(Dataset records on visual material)
-- Start --

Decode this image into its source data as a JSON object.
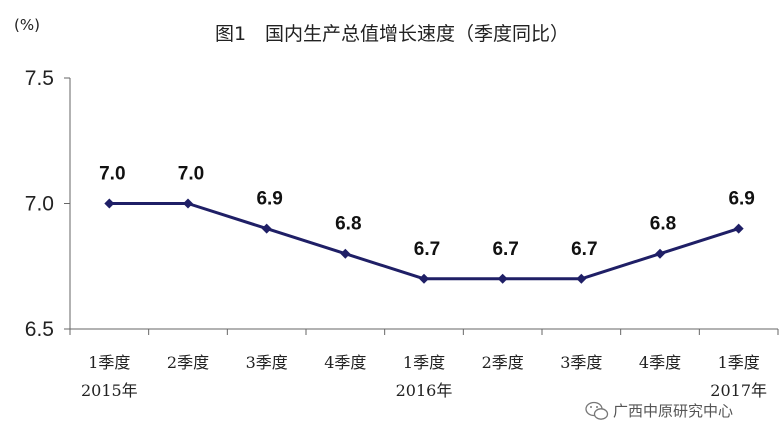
{
  "chart_data": {
    "type": "line",
    "title": "图1　国内生产总值增长速度（季度同比）",
    "unit_label": "(%)",
    "categories": [
      "1季度",
      "2季度",
      "3季度",
      "4季度",
      "1季度",
      "2季度",
      "3季度",
      "4季度",
      "1季度"
    ],
    "year_labels": [
      {
        "index": 0,
        "text": "2015年"
      },
      {
        "index": 4,
        "text": "2016年"
      },
      {
        "index": 8,
        "text": "2017年"
      }
    ],
    "series": [
      {
        "values": [
          7.0,
          7.0,
          6.9,
          6.8,
          6.7,
          6.7,
          6.7,
          6.8,
          6.9
        ]
      }
    ],
    "data_labels": [
      "7.0",
      "7.0",
      "6.9",
      "6.8",
      "6.7",
      "6.7",
      "6.7",
      "6.8",
      "6.9"
    ],
    "ylim": [
      6.5,
      7.5
    ],
    "yticks": [
      "6.5",
      "7.0",
      "7.5"
    ],
    "grid": false,
    "line_color": "#1f1f66"
  },
  "watermark": "广西中原研究中心"
}
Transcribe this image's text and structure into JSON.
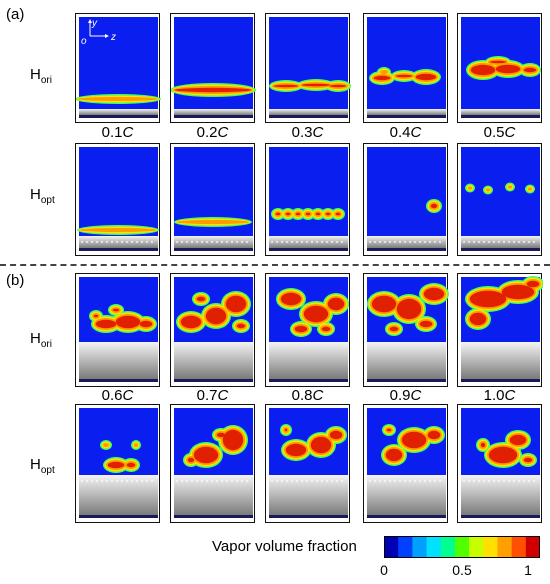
{
  "panels": {
    "a": {
      "label": "(a)",
      "times": [
        "0.1",
        "0.2",
        "0.3",
        "0.4",
        "0.5"
      ]
    },
    "b": {
      "label": "(b)",
      "times": [
        "0.6",
        "0.7",
        "0.8",
        "0.9",
        "1.0"
      ]
    }
  },
  "time_unit": "C",
  "rows": {
    "ori": {
      "base": "H",
      "sub": "ori"
    },
    "opt": {
      "base": "H",
      "sub": "opt"
    }
  },
  "axes_inset": {
    "y": "y",
    "o": "o",
    "z": "z"
  },
  "colorbar": {
    "title": "Vapor volume fraction",
    "ticks": [
      "0",
      "0.5",
      "1"
    ],
    "colors": [
      "#0000b4",
      "#0040ff",
      "#00a0ff",
      "#00e0ff",
      "#00ff90",
      "#50ff00",
      "#c8ff00",
      "#ffe000",
      "#ffa000",
      "#ff5000",
      "#d00000"
    ]
  },
  "colors": {
    "liquid": "#0a1ef0",
    "vapor_core": "#e02000",
    "vapor_mid": "#ff9a00",
    "vapor_edge": "#40ff60",
    "wall_top": "#f4f4f4",
    "wall_bottom": "#7a7a7a"
  }
}
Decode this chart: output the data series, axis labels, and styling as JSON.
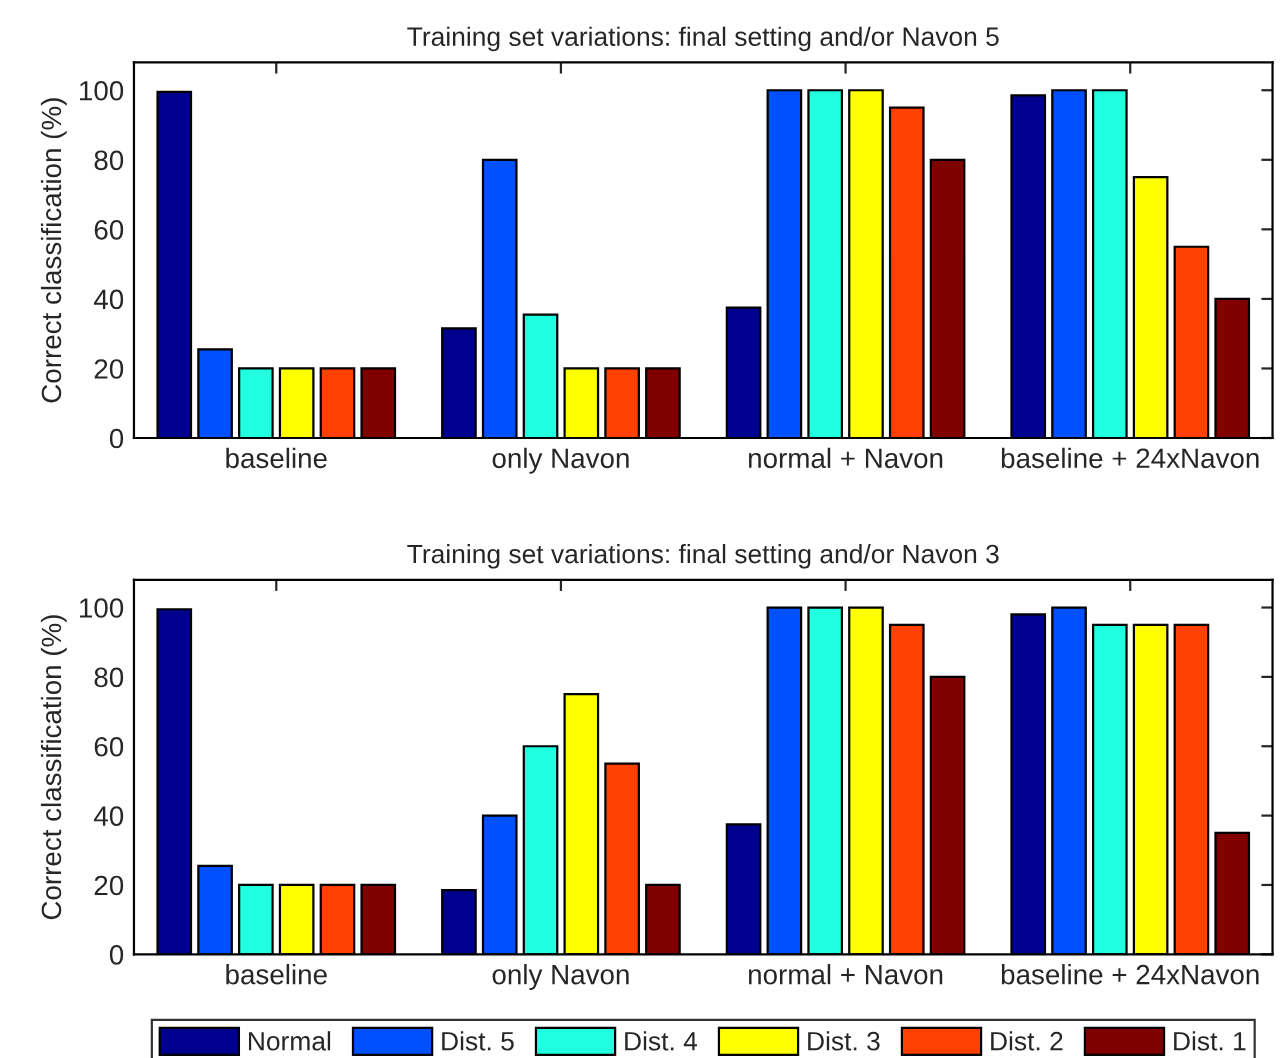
{
  "chart_data": [
    {
      "type": "bar",
      "title": "Training set variations: final setting and/or Navon 5",
      "ylabel": "Correct classification (%)",
      "categories": [
        "baseline",
        "only Navon",
        "normal + Navon",
        "baseline + 24xNavon"
      ],
      "ylim": [
        0,
        108
      ],
      "yticks": [
        0,
        20,
        40,
        60,
        80,
        100
      ],
      "grid": false,
      "series": [
        {
          "color": "#00008f",
          "values": [
            99.5,
            31.5,
            37.5,
            98.5
          ]
        },
        {
          "color": "#0050ff",
          "values": [
            25.5,
            80,
            100,
            100
          ]
        },
        {
          "color": "#20ffdf",
          "values": [
            20,
            35.5,
            100,
            100
          ]
        },
        {
          "color": "#ffff00",
          "values": [
            20,
            20,
            100,
            75
          ]
        },
        {
          "color": "#ff4000",
          "values": [
            20,
            20,
            95,
            55
          ]
        },
        {
          "color": "#800000",
          "values": [
            20,
            20,
            80,
            40
          ]
        }
      ]
    },
    {
      "type": "bar",
      "title": "Training set variations: final setting and/or Navon 3",
      "ylabel": "Correct classification (%)",
      "categories": [
        "baseline",
        "only Navon",
        "normal + Navon",
        "baseline + 24xNavon"
      ],
      "ylim": [
        0,
        108
      ],
      "yticks": [
        0,
        20,
        40,
        60,
        80,
        100
      ],
      "grid": false,
      "legend": "bottom",
      "series": [
        {
          "name": "Normal",
          "color": "#00008f",
          "values": [
            99.5,
            18.5,
            37.5,
            98
          ]
        },
        {
          "name": "Dist. 5",
          "color": "#0050ff",
          "values": [
            25.5,
            40,
            100,
            100
          ]
        },
        {
          "name": "Dist. 4",
          "color": "#20ffdf",
          "values": [
            20,
            60,
            100,
            95
          ]
        },
        {
          "name": "Dist. 3",
          "color": "#ffff00",
          "values": [
            20,
            75,
            100,
            95
          ]
        },
        {
          "name": "Dist. 2",
          "color": "#ff4000",
          "values": [
            20,
            55,
            95,
            95
          ]
        },
        {
          "name": "Dist. 1",
          "color": "#800000",
          "values": [
            20,
            20,
            80,
            35
          ]
        }
      ]
    }
  ]
}
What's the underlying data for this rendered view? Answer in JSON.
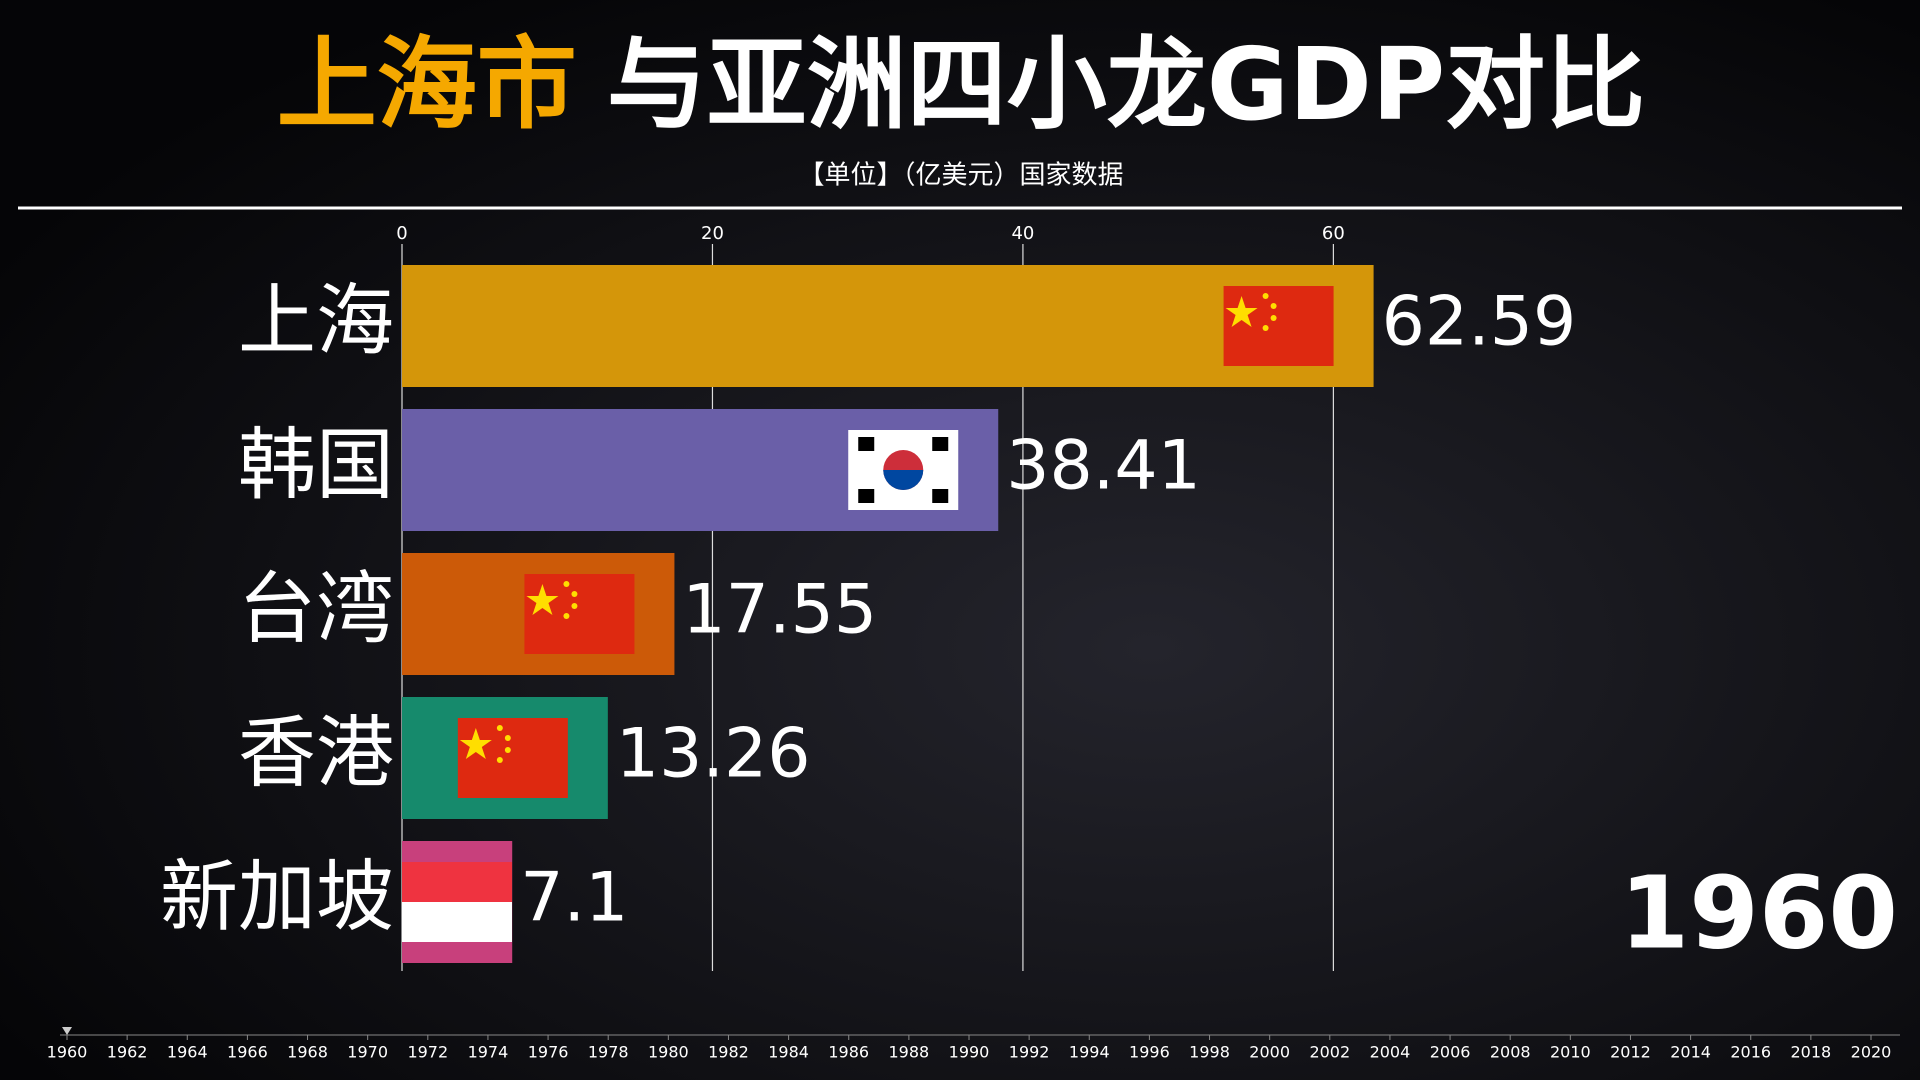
{
  "chart_data": {
    "type": "bar",
    "orientation": "horizontal",
    "title_prefix": "上海市",
    "title": "与亚洲四小龙GDP对比",
    "subtitle": "【单位】（亿美元）国家数据",
    "categories": [
      "上海",
      "韩国",
      "台湾",
      "香港",
      "新加坡"
    ],
    "values": [
      62.59,
      38.41,
      17.55,
      13.26,
      7.1
    ],
    "colors": [
      "#d4960a",
      "#6a5fa8",
      "#cc5a08",
      "#168a6c",
      "#c8407c"
    ],
    "xlim": [
      0,
      65
    ],
    "xticks": [
      0,
      20,
      40,
      60
    ],
    "grid": true,
    "year": "1960",
    "timeline": [
      1960,
      1962,
      1964,
      1966,
      1968,
      1970,
      1972,
      1974,
      1976,
      1978,
      1980,
      1982,
      1984,
      1986,
      1988,
      1990,
      1992,
      1994,
      1996,
      1998,
      2000,
      2002,
      2004,
      2006,
      2008,
      2010,
      2012,
      2014,
      2016,
      2018,
      2020
    ]
  }
}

-- End --

■ **PROBLEM**
Except for the pictures, copy every line of the records above exactly.

■ **RESPONSE**
Decode this image into its source data as a JSON object.
{
  "chart_data": {
    "type": "line",
    "title": "图1　国内生产总值增长速度（季度同比）",
    "unit_label": "(%)",
    "categories": [
      "1季度",
      "2季度",
      "3季度",
      "4季度",
      "1季度",
      "2季度",
      "3季度",
      "4季度",
      "1季度"
    ],
    "year_labels": [
      {
        "index": 0,
        "text": "2015年"
      },
      {
        "index": 4,
        "text": "2016年"
      },
      {
        "index": 8,
        "text": "2017年"
      }
    ],
    "series": [
      {
        "values": [
          7.0,
          7.0,
          6.9,
          6.8,
          6.7,
          6.7,
          6.7,
          6.8,
          6.9
        ]
      }
    ],
    "data_labels": [
      "7.0",
      "7.0",
      "6.9",
      "6.8",
      "6.7",
      "6.7",
      "6.7",
      "6.8",
      "6.9"
    ],
    "ylim": [
      6.5,
      7.5
    ],
    "yticks": [
      "6.5",
      "7.0",
      "7.5"
    ],
    "grid": false,
    "line_color": "#1f1f66"
  },
  "watermark": "广西中原研究中心"
}
Transcribe this image's text and structure into JSON.
{
  "panels": {
    "a": {
      "label": "(a)",
      "times": [
        "0.1",
        "0.2",
        "0.3",
        "0.4",
        "0.5"
      ]
    },
    "b": {
      "label": "(b)",
      "times": [
        "0.6",
        "0.7",
        "0.8",
        "0.9",
        "1.0"
      ]
    }
  },
  "time_unit": "C",
  "rows": {
    "ori": {
      "base": "H",
      "sub": "ori"
    },
    "opt": {
      "base": "H",
      "sub": "opt"
    }
  },
  "axes_inset": {
    "y": "y",
    "o": "o",
    "z": "z"
  },
  "colorbar": {
    "title": "Vapor volume fraction",
    "ticks": [
      "0",
      "0.5",
      "1"
    ],
    "colors": [
      "#0000b4",
      "#0040ff",
      "#00a0ff",
      "#00e0ff",
      "#00ff90",
      "#50ff00",
      "#c8ff00",
      "#ffe000",
      "#ffa000",
      "#ff5000",
      "#d00000"
    ]
  },
  "colors": {
    "liquid": "#0a1ef0",
    "vapor_core": "#e02000",
    "vapor_mid": "#ff9a00",
    "vapor_edge": "#40ff60",
    "wall_top": "#f4f4f4",
    "wall_bottom": "#7a7a7a"
  }
}
Decode this chart: output the data series, axis labels, and styling as JSON.
{
  "chart_data": [
    {
      "type": "bar",
      "title": "Training set variations: final setting and/or Navon 5",
      "ylabel": "Correct classification (%)",
      "categories": [
        "baseline",
        "only Navon",
        "normal + Navon",
        "baseline + 24xNavon"
      ],
      "ylim": [
        0,
        108
      ],
      "yticks": [
        0,
        20,
        40,
        60,
        80,
        100
      ],
      "grid": false,
      "series": [
        {
          "color": "#00008f",
          "values": [
            99.5,
            31.5,
            37.5,
            98.5
          ]
        },
        {
          "color": "#0050ff",
          "values": [
            25.5,
            80,
            100,
            100
          ]
        },
        {
          "color": "#20ffdf",
          "values": [
            20,
            35.5,
            100,
            100
          ]
        },
        {
          "color": "#ffff00",
          "values": [
            20,
            20,
            100,
            75
          ]
        },
        {
          "color": "#ff4000",
          "values": [
            20,
            20,
            95,
            55
          ]
        },
        {
          "color": "#800000",
          "values": [
            20,
            20,
            80,
            40
          ]
        }
      ]
    },
    {
      "type": "bar",
      "title": "Training set variations: final setting and/or Navon 3",
      "ylabel": "Correct classification (%)",
      "categories": [
        "baseline",
        "only Navon",
        "normal + Navon",
        "baseline + 24xNavon"
      ],
      "ylim": [
        0,
        108
      ],
      "yticks": [
        0,
        20,
        40,
        60,
        80,
        100
      ],
      "grid": false,
      "legend": "bottom",
      "series": [
        {
          "name": "Normal",
          "color": "#00008f",
          "values": [
            99.5,
            18.5,
            37.5,
            98
          ]
        },
        {
          "name": "Dist. 5",
          "color": "#0050ff",
          "values": [
            25.5,
            40,
            100,
            100
          ]
        },
        {
          "name": "Dist. 4",
          "color": "#20ffdf",
          "values": [
            20,
            60,
            100,
            95
          ]
        },
        {
          "name": "Dist. 3",
          "color": "#ffff00",
          "values": [
            20,
            75,
            100,
            95
          ]
        },
        {
          "name": "Dist. 2",
          "color": "#ff4000",
          "values": [
            20,
            55,
            95,
            95
          ]
        },
        {
          "name": "Dist. 1",
          "color": "#800000",
          "values": [
            20,
            20,
            80,
            35
          ]
        }
      ]
    }
  ]
}
What's the underlying data for this rendered view? Answer in JSON.
{
  "chart_data": {
    "type": "bar",
    "orientation": "horizontal",
    "title_prefix": "上海市",
    "title": "与亚洲四小龙GDP对比",
    "subtitle": "【单位】（亿美元）国家数据",
    "categories": [
      "上海",
      "韩国",
      "台湾",
      "香港",
      "新加坡"
    ],
    "values": [
      62.59,
      38.41,
      17.55,
      13.26,
      7.1
    ],
    "colors": [
      "#d4960a",
      "#6a5fa8",
      "#cc5a08",
      "#168a6c",
      "#c8407c"
    ],
    "xlim": [
      0,
      65
    ],
    "xticks": [
      0,
      20,
      40,
      60
    ],
    "grid": true,
    "year": "1960",
    "timeline": [
      1960,
      1962,
      1964,
      1966,
      1968,
      1970,
      1972,
      1974,
      1976,
      1978,
      1980,
      1982,
      1984,
      1986,
      1988,
      1990,
      1992,
      1994,
      1996,
      1998,
      2000,
      2002,
      2004,
      2006,
      2008,
      2010,
      2012,
      2014,
      2016,
      2018,
      2020
    ]
  }
}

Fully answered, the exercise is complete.